-- Begin --
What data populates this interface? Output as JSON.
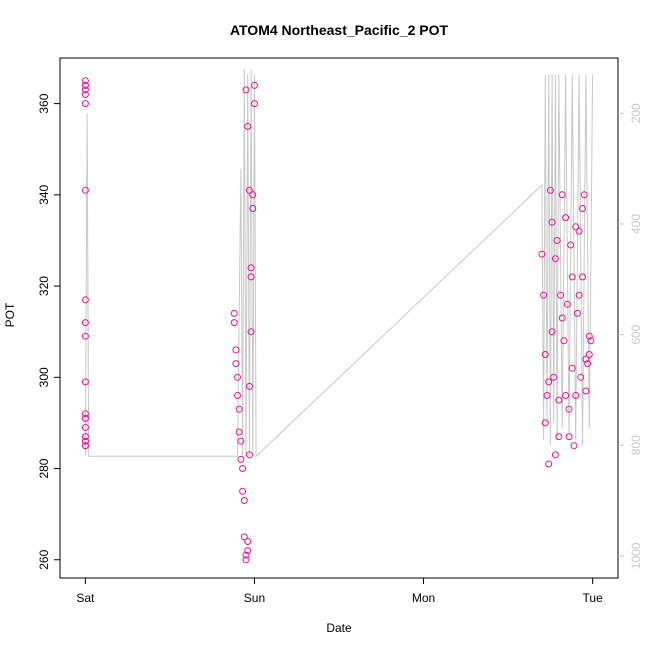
{
  "chart_data": {
    "type": "scatter",
    "title": "ATOM4 Northeast_Pacific_2 POT",
    "xlabel": "Date",
    "ylabel": "POT",
    "x_ticks": [
      "Sat",
      "Sun",
      "Mon",
      "Tue"
    ],
    "x_range_days": [
      -0.15,
      3.15
    ],
    "y_left": {
      "range": [
        256,
        370
      ],
      "ticks": [
        260,
        280,
        300,
        320,
        340,
        360
      ]
    },
    "y_right": {
      "range": [
        100,
        1040
      ],
      "ticks": [
        200,
        400,
        600,
        800,
        1000
      ],
      "reversed": true
    },
    "grid": false,
    "series": [
      {
        "style": "points",
        "color": "#e6149a",
        "x_days": [
          0.0,
          0.0,
          0.0,
          0.0,
          0.0,
          0.0,
          0.0,
          0.0,
          0.0,
          0.0,
          0.0,
          0.0,
          0.0,
          0.0,
          0.0,
          0.0,
          0.0,
          0.0,
          0.0,
          0.0,
          0.88,
          0.88,
          0.89,
          0.89,
          0.9,
          0.9,
          0.91,
          0.91,
          0.92,
          0.92,
          0.93,
          0.93,
          0.94,
          0.94,
          0.95,
          0.95,
          0.96,
          0.96,
          0.97,
          0.97,
          0.98,
          0.98,
          0.99,
          0.99,
          1.0,
          1.0,
          0.95,
          0.96,
          0.97,
          0.98,
          2.7,
          2.71,
          2.72,
          2.73,
          2.74,
          2.75,
          2.76,
          2.77,
          2.78,
          2.79,
          2.8,
          2.81,
          2.82,
          2.83,
          2.84,
          2.85,
          2.86,
          2.87,
          2.88,
          2.89,
          2.9,
          2.91,
          2.92,
          2.93,
          2.94,
          2.95,
          2.96,
          2.97,
          2.98,
          2.99,
          2.72,
          2.76,
          2.8,
          2.84,
          2.88,
          2.92,
          2.96,
          2.74,
          2.78,
          2.82,
          2.86,
          2.9,
          2.94,
          2.98
        ],
        "y": [
          365,
          364,
          363,
          362,
          360,
          341,
          317,
          312,
          309,
          299,
          292,
          291,
          289,
          287,
          286,
          286,
          285,
          285,
          291,
          364,
          314,
          312,
          306,
          303,
          300,
          296,
          293,
          288,
          286,
          282,
          280,
          275,
          273,
          265,
          261,
          260,
          262,
          264,
          283,
          298,
          310,
          322,
          337,
          340,
          360,
          364,
          363,
          355,
          341,
          324,
          327,
          318,
          305,
          296,
          281,
          341,
          334,
          300,
          283,
          330,
          287,
          318,
          340,
          308,
          296,
          316,
          287,
          329,
          302,
          285,
          296,
          314,
          332,
          300,
          322,
          340,
          297,
          303,
          309,
          308,
          290,
          310,
          295,
          335,
          322,
          318,
          304,
          299,
          326,
          313,
          293,
          333,
          337,
          305
        ]
      },
      {
        "style": "line",
        "color": "#c8c8c8",
        "axis": "right",
        "x_days": [
          0.0,
          0.01,
          0.02,
          0.9,
          0.92,
          0.93,
          0.94,
          0.95,
          0.96,
          0.97,
          0.98,
          0.99,
          1.0,
          1.01,
          2.7,
          2.71,
          2.72,
          2.73,
          2.74,
          2.75,
          2.76,
          2.77,
          2.78,
          2.79,
          2.8,
          2.82,
          2.84,
          2.86,
          2.88,
          2.9,
          2.92,
          2.94,
          2.96,
          2.98,
          3.0
        ],
        "y": [
          820,
          200,
          820,
          820,
          300,
          820,
          120,
          820,
          130,
          820,
          120,
          820,
          130,
          820,
          330,
          790,
          130,
          760,
          130,
          800,
          130,
          760,
          130,
          790,
          130,
          770,
          130,
          780,
          130,
          790,
          130,
          800,
          130,
          770,
          130
        ]
      }
    ]
  }
}
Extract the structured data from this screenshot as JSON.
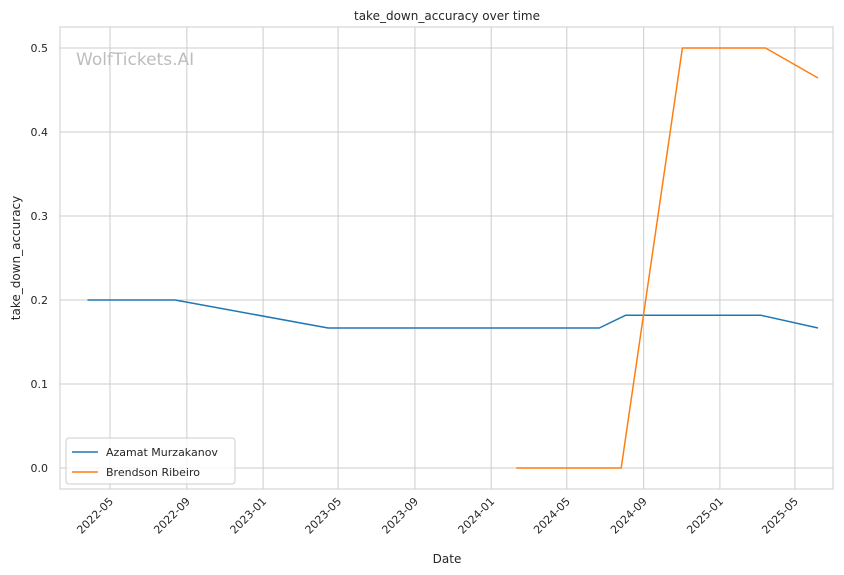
{
  "chart_data": {
    "type": "line",
    "title": "take_down_accuracy over time",
    "xlabel": "Date",
    "ylabel": "take_down_accuracy",
    "watermark": "WolfTickets.AI",
    "xlim": [
      "2022-02-10",
      "2025-07-01"
    ],
    "ylim": [
      -0.025,
      0.525
    ],
    "x_ticks": [
      "2022-05",
      "2022-09",
      "2023-01",
      "2023-05",
      "2023-09",
      "2024-01",
      "2024-05",
      "2024-09",
      "2025-01",
      "2025-05"
    ],
    "y_ticks": [
      "0.0",
      "0.1",
      "0.2",
      "0.3",
      "0.4",
      "0.5"
    ],
    "grid": true,
    "legend_position": "lower-left",
    "series": [
      {
        "name": "Azamat Murzakanov",
        "color": "#1f77b4",
        "points": [
          {
            "x": "2022-03-26",
            "y": 0.2
          },
          {
            "x": "2022-08-13",
            "y": 0.2
          },
          {
            "x": "2023-04-15",
            "y": 0.1667
          },
          {
            "x": "2024-06-22",
            "y": 0.1667
          },
          {
            "x": "2024-08-03",
            "y": 0.1818
          },
          {
            "x": "2025-03-08",
            "y": 0.1818
          },
          {
            "x": "2025-06-07",
            "y": 0.1667
          }
        ]
      },
      {
        "name": "Brendson Ribeiro",
        "color": "#ff7f0e",
        "points": [
          {
            "x": "2024-02-10",
            "y": 0.0
          },
          {
            "x": "2024-07-27",
            "y": 0.0
          },
          {
            "x": "2024-11-02",
            "y": 0.5
          },
          {
            "x": "2025-03-15",
            "y": 0.5
          },
          {
            "x": "2025-06-07",
            "y": 0.4643
          }
        ]
      }
    ]
  }
}
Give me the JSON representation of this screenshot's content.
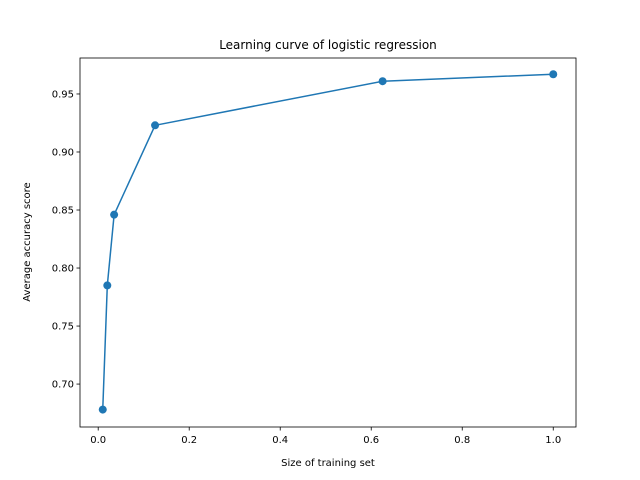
{
  "chart_data": {
    "type": "line",
    "title": "Learning curve of logistic regression",
    "xlabel": "Size of training set",
    "ylabel": "Average accuracy score",
    "xlim": [
      -0.04,
      1.05
    ],
    "ylim": [
      0.663,
      0.981
    ],
    "xticks": [
      0.0,
      0.2,
      0.4,
      0.6,
      0.8,
      1.0
    ],
    "xtick_labels": [
      "0.0",
      "0.2",
      "0.4",
      "0.6",
      "0.8",
      "1.0"
    ],
    "yticks": [
      0.7,
      0.75,
      0.8,
      0.85,
      0.9,
      0.95
    ],
    "ytick_labels": [
      "0.70",
      "0.75",
      "0.80",
      "0.85",
      "0.90",
      "0.95"
    ],
    "grid": false,
    "series": [
      {
        "color": "#1f77b4",
        "marker": "circle",
        "x": [
          0.01,
          0.02,
          0.035,
          0.125,
          0.625,
          1.0
        ],
        "y": [
          0.678,
          0.785,
          0.846,
          0.923,
          0.961,
          0.967
        ]
      }
    ]
  }
}
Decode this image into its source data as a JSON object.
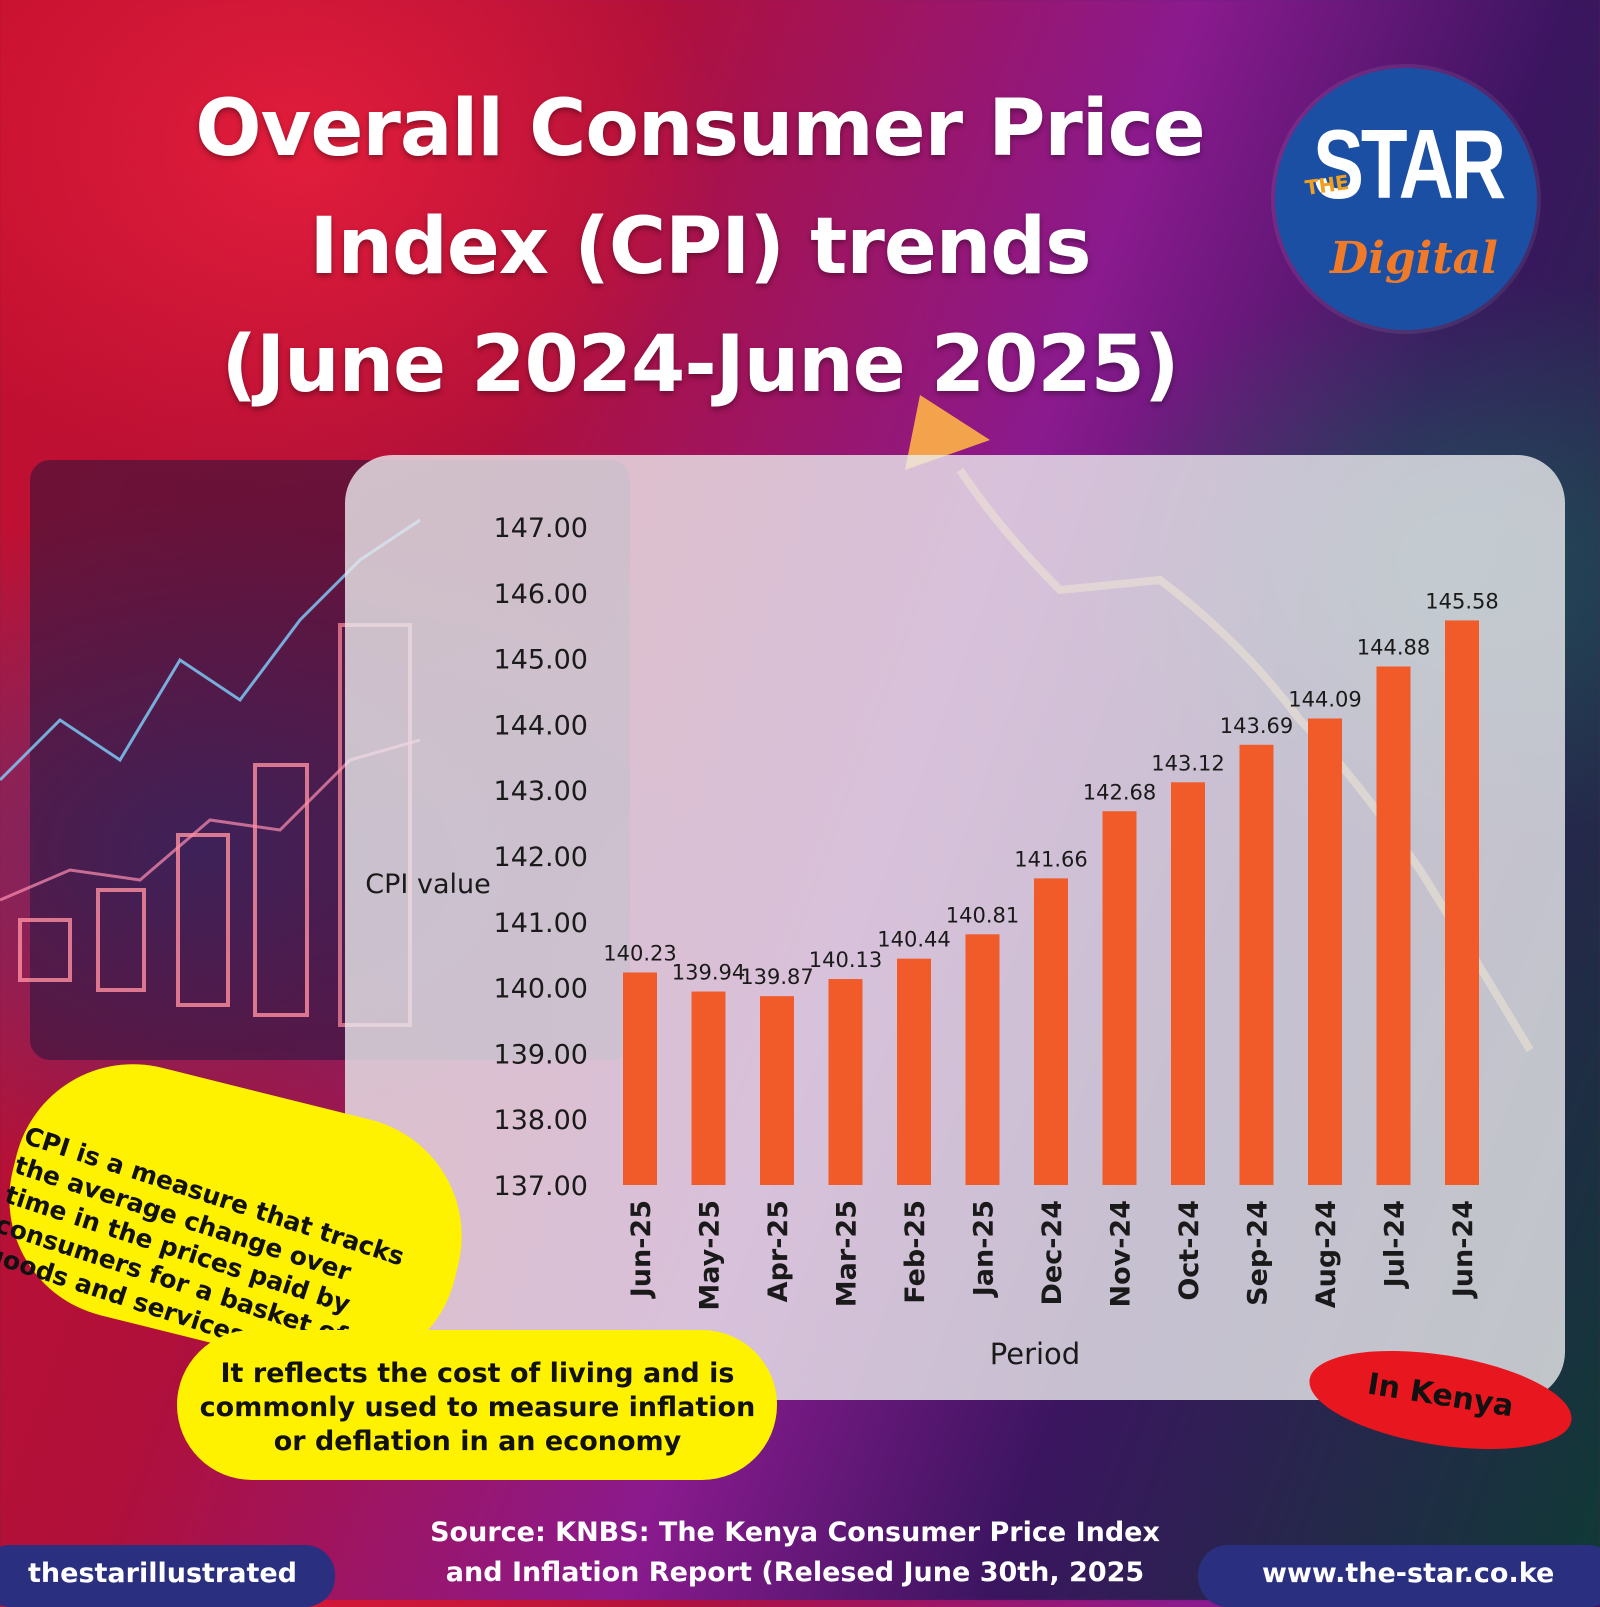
{
  "title": {
    "line1": "Overall Consumer Price",
    "line2": "Index (CPI) trends",
    "line3": "(June 2024-June 2025)"
  },
  "logo": {
    "the": "THE",
    "star": "STAR",
    "digital": "Digital"
  },
  "chart_data": {
    "type": "bar",
    "title": "Overall Consumer Price Index (CPI) trends (June 2024-June 2025)",
    "xlabel": "Period",
    "ylabel": "CPI value",
    "categories": [
      "Jun-25",
      "May-25",
      "Apr-25",
      "Mar-25",
      "Feb-25",
      "Jan-25",
      "Dec-24",
      "Nov-24",
      "Oct-24",
      "Sep-24",
      "Aug-24",
      "Jul-24",
      "Jun-24"
    ],
    "values": [
      140.23,
      139.94,
      139.87,
      140.13,
      140.44,
      140.81,
      141.66,
      142.68,
      143.12,
      143.69,
      144.09,
      144.88,
      145.58
    ],
    "data_labels": [
      "140.23",
      "139.94",
      "139.87",
      "140.13",
      "140.44",
      "140.81",
      "141.66",
      "142.68",
      "143.12",
      "143.69",
      "144.09",
      "144.88",
      "145.58"
    ],
    "yticks": [
      "137.00",
      "138.00",
      "139.00",
      "140.00",
      "141.00",
      "142.00",
      "143.00",
      "144.00",
      "145.00",
      "146.00",
      "147.00"
    ],
    "ylim": [
      137,
      147
    ],
    "bar_color": "#f15a29",
    "grid": false,
    "legend": "none"
  },
  "callouts": {
    "definition": "CPI is a measure that tracks the average change over time in the prices paid by consumers for a basket of goods and services",
    "usage": "It reflects the cost of living and is commonly used to measure inflation or deflation in an economy",
    "region": "In Kenya"
  },
  "source": {
    "line1": "Source: KNBS: The Kenya Consumer Price Index",
    "line2": "and Inflation Report (Relesed June 30th, 2025"
  },
  "footer": {
    "handle": "thestarillustrated",
    "website": "www.the-star.co.ke"
  },
  "colors": {
    "bar": "#f15a29",
    "callout_yellow": "#fff200",
    "badge_red": "#e8171f",
    "footer_navy": "#2a2f80",
    "logo_blue": "#1a4fa3",
    "logo_orange": "#f07a28"
  }
}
-- End --
• Aim
Where the line containing "Decode this image" appears above, start there and set down each line exactly through the last line of the data; leave out every picture.

• Complete output
Decode this image into its source data as a JSON object.
{
  "title": {
    "line1": "Overall Consumer Price",
    "line2": "Index (CPI) trends",
    "line3": "(June 2024-June 2025)"
  },
  "logo": {
    "the": "THE",
    "star": "STAR",
    "digital": "Digital"
  },
  "chart_data": {
    "type": "bar",
    "title": "Overall Consumer Price Index (CPI) trends (June 2024-June 2025)",
    "xlabel": "Period",
    "ylabel": "CPI value",
    "categories": [
      "Jun-25",
      "May-25",
      "Apr-25",
      "Mar-25",
      "Feb-25",
      "Jan-25",
      "Dec-24",
      "Nov-24",
      "Oct-24",
      "Sep-24",
      "Aug-24",
      "Jul-24",
      "Jun-24"
    ],
    "values": [
      140.23,
      139.94,
      139.87,
      140.13,
      140.44,
      140.81,
      141.66,
      142.68,
      143.12,
      143.69,
      144.09,
      144.88,
      145.58
    ],
    "data_labels": [
      "140.23",
      "139.94",
      "139.87",
      "140.13",
      "140.44",
      "140.81",
      "141.66",
      "142.68",
      "143.12",
      "143.69",
      "144.09",
      "144.88",
      "145.58"
    ],
    "yticks": [
      "137.00",
      "138.00",
      "139.00",
      "140.00",
      "141.00",
      "142.00",
      "143.00",
      "144.00",
      "145.00",
      "146.00",
      "147.00"
    ],
    "ylim": [
      137,
      147
    ],
    "bar_color": "#f15a29",
    "grid": false,
    "legend": "none"
  },
  "callouts": {
    "definition": "CPI is a measure that tracks the average change over time in the prices paid by consumers for a basket of goods and services",
    "usage": "It reflects the cost of living and is commonly used to measure inflation or deflation in an economy",
    "region": "In Kenya"
  },
  "source": {
    "line1": "Source: KNBS: The Kenya Consumer Price Index",
    "line2": "and Inflation Report (Relesed June 30th, 2025"
  },
  "footer": {
    "handle": "thestarillustrated",
    "website": "www.the-star.co.ke"
  },
  "colors": {
    "bar": "#f15a29",
    "callout_yellow": "#fff200",
    "badge_red": "#e8171f",
    "footer_navy": "#2a2f80",
    "logo_blue": "#1a4fa3",
    "logo_orange": "#f07a28"
  }
}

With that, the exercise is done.